* **THE EXERCISE**
All of the records below need to be copied exactly.

* **LISTED ENTRIES**
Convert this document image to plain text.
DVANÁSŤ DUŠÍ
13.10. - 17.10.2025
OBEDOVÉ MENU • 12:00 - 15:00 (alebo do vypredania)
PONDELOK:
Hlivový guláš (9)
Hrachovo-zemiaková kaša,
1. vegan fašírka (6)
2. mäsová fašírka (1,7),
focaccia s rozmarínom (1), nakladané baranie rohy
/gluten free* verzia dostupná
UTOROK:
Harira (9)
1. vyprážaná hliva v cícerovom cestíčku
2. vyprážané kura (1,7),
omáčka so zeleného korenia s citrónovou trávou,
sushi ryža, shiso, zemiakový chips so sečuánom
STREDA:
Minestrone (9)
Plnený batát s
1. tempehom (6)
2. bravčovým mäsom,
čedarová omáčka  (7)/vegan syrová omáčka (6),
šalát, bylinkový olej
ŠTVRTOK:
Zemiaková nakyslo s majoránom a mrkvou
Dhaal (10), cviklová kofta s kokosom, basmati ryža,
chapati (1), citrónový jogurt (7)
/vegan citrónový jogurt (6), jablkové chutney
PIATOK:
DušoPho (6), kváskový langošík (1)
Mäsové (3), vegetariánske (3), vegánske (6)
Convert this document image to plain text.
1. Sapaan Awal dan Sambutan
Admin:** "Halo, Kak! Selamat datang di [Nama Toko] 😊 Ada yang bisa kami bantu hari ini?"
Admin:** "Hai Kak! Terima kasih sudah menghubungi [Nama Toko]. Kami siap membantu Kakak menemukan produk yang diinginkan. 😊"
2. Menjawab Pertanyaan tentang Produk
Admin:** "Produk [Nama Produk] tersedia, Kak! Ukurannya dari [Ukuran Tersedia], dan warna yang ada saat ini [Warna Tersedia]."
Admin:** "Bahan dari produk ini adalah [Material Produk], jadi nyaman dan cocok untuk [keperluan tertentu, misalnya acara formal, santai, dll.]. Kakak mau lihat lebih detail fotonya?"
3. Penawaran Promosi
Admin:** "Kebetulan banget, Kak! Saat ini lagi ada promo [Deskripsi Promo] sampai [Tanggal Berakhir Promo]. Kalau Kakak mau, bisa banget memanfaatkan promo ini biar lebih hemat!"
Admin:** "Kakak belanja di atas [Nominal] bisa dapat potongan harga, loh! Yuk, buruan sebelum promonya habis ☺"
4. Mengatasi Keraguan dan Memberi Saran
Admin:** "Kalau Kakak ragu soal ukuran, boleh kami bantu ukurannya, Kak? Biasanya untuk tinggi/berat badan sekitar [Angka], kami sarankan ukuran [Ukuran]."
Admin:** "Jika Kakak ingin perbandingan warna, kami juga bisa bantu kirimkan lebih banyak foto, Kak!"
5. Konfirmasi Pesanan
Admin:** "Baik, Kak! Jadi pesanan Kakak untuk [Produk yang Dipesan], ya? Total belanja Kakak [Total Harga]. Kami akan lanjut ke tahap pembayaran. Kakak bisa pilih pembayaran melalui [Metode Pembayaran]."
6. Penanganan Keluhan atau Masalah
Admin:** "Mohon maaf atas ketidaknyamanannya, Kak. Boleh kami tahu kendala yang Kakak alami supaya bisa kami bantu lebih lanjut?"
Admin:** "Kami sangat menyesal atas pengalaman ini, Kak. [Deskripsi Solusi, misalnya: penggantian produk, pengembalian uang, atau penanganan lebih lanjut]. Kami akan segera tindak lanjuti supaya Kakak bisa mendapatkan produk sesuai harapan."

* **REPLY TO THE EXERCISE**
Convert this document image to plain text.
DVANÁSŤ DUŠÍ
13.10. - 17.10.2025
OBEDOVÉ MENU • 12:00 - 15:00 (alebo do vypredania)
PONDELOK:
Hlivový guláš (9)
Hrachovo-zemiaková kaša,
1. vegan fašírka (6)
2. mäsová fašírka (1,7),
focaccia s rozmarínom (1), nakladané baranie rohy
/gluten free* verzia dostupná
UTOROK:
Harira (9)
1. vyprážaná hliva v cícerovom cestíčku
2. vyprážané kura (1,7),
omáčka so zeleného korenia s citrónovou trávou,
sushi ryža, shiso, zemiakový chips so sečuánom
STREDA:
Minestrone (9)
Plnený batát s
1. tempehom (6)
2. bravčovým mäsom,
čedarová omáčka  (7)/vegan syrová omáčka (6),
šalát, bylinkový olej
ŠTVRTOK:
Zemiaková nakyslo s majoránom a mrkvou
Dhaal (10), cviklová kofta s kokosom, basmati ryža,
chapati (1), citrónový jogurt (7)
/vegan citrónový jogurt (6), jablkové chutney
PIATOK:
DušoPho (6), kváskový langošík (1)
Mäsové (3), vegetariánske (3), vegánske (6)
Convert this document image to plain text.
1. Sapaan Awal dan Sambutan
Admin:** "Halo, Kak! Selamat datang di [Nama Toko] 😊 Ada yang bisa kami bantu hari ini?"
Admin:** "Hai Kak! Terima kasih sudah menghubungi [Nama Toko]. Kami siap membantu Kakak menemukan produk yang diinginkan. 😊"
2. Menjawab Pertanyaan tentang Produk
Admin:** "Produk [Nama Produk] tersedia, Kak! Ukurannya dari [Ukuran Tersedia], dan warna yang ada saat ini [Warna Tersedia]."
Admin:** "Bahan dari produk ini adalah [Material Produk], jadi nyaman dan cocok untuk [keperluan tertentu, misalnya acara formal, santai, dll.]. Kakak mau lihat lebih detail fotonya?"
3. Penawaran Promosi
Admin:** "Kebetulan banget, Kak! Saat ini lagi ada promo [Deskripsi Promo] sampai [Tanggal Berakhir Promo]. Kalau Kakak mau, bisa banget memanfaatkan promo ini biar lebih hemat!"
Admin:** "Kakak belanja di atas [Nominal] bisa dapat potongan harga, loh! Yuk, buruan sebelum promonya habis ☺"
4. Mengatasi Keraguan dan Memberi Saran
Admin:** "Kalau Kakak ragu soal ukuran, boleh kami bantu ukurannya, Kak? Biasanya untuk tinggi/berat badan sekitar [Angka], kami sarankan ukuran [Ukuran]."
Admin:** "Jika Kakak ingin perbandingan warna, kami juga bisa bantu kirimkan lebih banyak foto, Kak!"
5. Konfirmasi Pesanan
Admin:** "Baik, Kak! Jadi pesanan Kakak untuk [Produk yang Dipesan], ya? Total belanja Kakak [Total Harga]. Kami akan lanjut ke tahap pembayaran. Kakak bisa pilih pembayaran melalui [Metode Pembayaran]."
6. Penanganan Keluhan atau Masalah
Admin:** "Mohon maaf atas ketidaknyamanannya, Kak. Boleh kami tahu kendala yang Kakak alami supaya bisa kami bantu lebih lanjut?"
Admin:** "Kami sangat menyesal atas pengalaman ini, Kak. [Deskripsi Solusi, misalnya: penggantian produk, pengembalian uang, atau penanganan lebih lanjut]. Kami akan segera tindak lanjuti supaya Kakak bisa mendapatkan produk sesuai harapan."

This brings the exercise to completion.